Lecture 14: Tuples and Memory Allocation
1 Computing with mutable data
2 Mutating pairs in our language
2.1 Syntax and examples
2.2 Compilation
2.3 Type checking mutation
2.3.1 Hazards
2.3.2 Type-checking Approach
2.3.3 Type-inference Approach
3 Generalizing to tuples
4 Sequencing
4.1 Approach 1:   explicit support
4.2 Approach 2:   desugaring
5 Recursive types, nil, and “real” programs
7.9

Lecture 14: Tuples and Memory Allocation

1 Computing with mutable data

Standard reminder: Every time we enhance our source language, we need to consider several things:

  1. Its impact on the concrete syntax of the language

  2. Examples using the new enhancements, so we build intuition of them

  3. Its impact on the abstract syntax and semantics of the language

  4. Any new or changed transformations needed to process the new forms

  5. Executable tests to confirm the enhancement works as intended

2 Mutating pairs in our language

2.1 Syntax and examples

We’ll write pairs as

‹expr›: ... | ( ‹expr› , ‹expr› ) | fst ‹expr› | snd ‹expr› | set-fst ‹expr› ‹expr› | set-snd ‹expr› ‹expr›

As before, the first expression creates a pair, and the next two access the first or second elements of that pair. The two new expression forms allow us to modify the first or second item of the pair given by the first subexpression, and set it to the value of the second subexpression. We need to decide on what these expressions will return; let’s choose to make them return the tuple itself.

let x = (4, 5) in set-fst x 10             # ==> (10, 5)
let y = (3, 2) in set-fst (set-snd y 8) 6  # ==> (6, 8)

Do Now!

Flesh out the semantics of these two new expressions. What new error conditions might there be?

We can add these expression forms to our AST easily enough. This time, the new expressions will be binary primitives:

type expr = ...

## TO DO
A) According to the lecture notes, which things must be considered each time the source language is enhanced?
B) Can you transcribe the passage of the lecture notes starting with "As before, the" and going on through "the tuple itself."?
The data after this point is separate material from the lecture notes.

## MATERIAL PROVIDED
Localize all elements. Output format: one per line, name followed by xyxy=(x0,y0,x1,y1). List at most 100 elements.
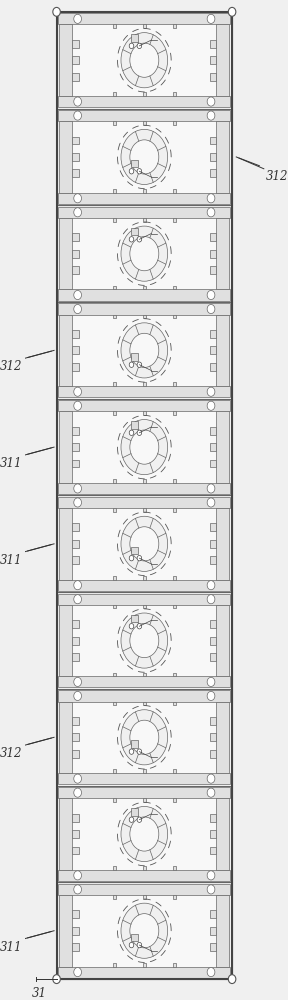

## RESPONSES FOR EACH TASK
A)
1. Its impact on the concrete syntax of the language
2. Examples using the new enhancements, so we build intuition of them
3. Its impact on the abstract syntax and semantics of the language
4. Any new or changed transformations needed to process the new forms
5. Executable tests to confirm the enhancement works as intended

B)
As before, the first expression creates a pair, and the next two access the first or second elements of that pair. The two new expression forms allow us to modify the first or second item of the pair given by the first subexpression, and set it to the value of the second subexpression. We need to decide on what these expressions will return; let’s choose to make them return the tuple itself.